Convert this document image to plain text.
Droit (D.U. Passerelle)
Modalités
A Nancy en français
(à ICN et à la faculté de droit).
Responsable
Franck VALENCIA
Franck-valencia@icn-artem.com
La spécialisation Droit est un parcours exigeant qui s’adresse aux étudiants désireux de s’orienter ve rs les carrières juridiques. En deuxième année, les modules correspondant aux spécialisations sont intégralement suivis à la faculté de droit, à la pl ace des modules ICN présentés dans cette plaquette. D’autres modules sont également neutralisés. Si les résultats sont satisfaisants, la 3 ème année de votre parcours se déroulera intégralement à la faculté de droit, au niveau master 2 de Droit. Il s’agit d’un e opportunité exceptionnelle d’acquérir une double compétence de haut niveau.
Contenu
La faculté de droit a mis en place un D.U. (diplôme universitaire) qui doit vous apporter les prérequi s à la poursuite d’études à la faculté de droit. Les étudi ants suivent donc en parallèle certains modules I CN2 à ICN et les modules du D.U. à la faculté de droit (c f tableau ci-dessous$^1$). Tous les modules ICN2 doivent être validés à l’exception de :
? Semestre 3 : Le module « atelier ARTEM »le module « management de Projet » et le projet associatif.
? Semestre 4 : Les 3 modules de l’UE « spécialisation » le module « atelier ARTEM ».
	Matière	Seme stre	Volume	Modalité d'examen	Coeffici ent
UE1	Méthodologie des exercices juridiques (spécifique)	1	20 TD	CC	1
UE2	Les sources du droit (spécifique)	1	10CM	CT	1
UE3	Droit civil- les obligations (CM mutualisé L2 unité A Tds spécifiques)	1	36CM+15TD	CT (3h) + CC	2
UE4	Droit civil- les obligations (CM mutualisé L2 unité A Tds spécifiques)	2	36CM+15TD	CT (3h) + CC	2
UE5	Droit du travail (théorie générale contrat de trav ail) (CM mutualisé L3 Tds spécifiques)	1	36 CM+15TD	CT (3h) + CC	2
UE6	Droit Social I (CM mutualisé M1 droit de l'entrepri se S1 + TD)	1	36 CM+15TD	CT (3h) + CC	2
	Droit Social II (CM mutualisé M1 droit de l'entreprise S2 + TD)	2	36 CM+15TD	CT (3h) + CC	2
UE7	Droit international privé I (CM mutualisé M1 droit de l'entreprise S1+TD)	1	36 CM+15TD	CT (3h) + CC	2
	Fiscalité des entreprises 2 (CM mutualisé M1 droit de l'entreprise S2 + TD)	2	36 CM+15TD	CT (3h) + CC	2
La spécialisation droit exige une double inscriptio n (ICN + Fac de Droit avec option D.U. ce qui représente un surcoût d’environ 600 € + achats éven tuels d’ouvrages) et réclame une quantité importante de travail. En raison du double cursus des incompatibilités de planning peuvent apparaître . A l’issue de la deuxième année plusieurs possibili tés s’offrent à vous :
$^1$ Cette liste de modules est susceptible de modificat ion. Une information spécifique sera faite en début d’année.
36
•••••
» **Objective**
Scan the listing above and copy all lines containing the word "entreprise".

» **The result**
	Droit Social II (CM mutualisé M1 droit de l'entreprise S2 + TD)	2	36 CM+15TD	CT (3h) + CC	2
UE7	Droit international privé I (CM mutualisé M1 droit de l'entreprise S1+TD)	1	36 CM+15TD	CT (3h) + CC	2
	Fiscalité des entreprises 2 (CM mutualisé M1 droit de l'entreprise S2 + TD)	2	36 CM+15TD	CT (3h) + CC	2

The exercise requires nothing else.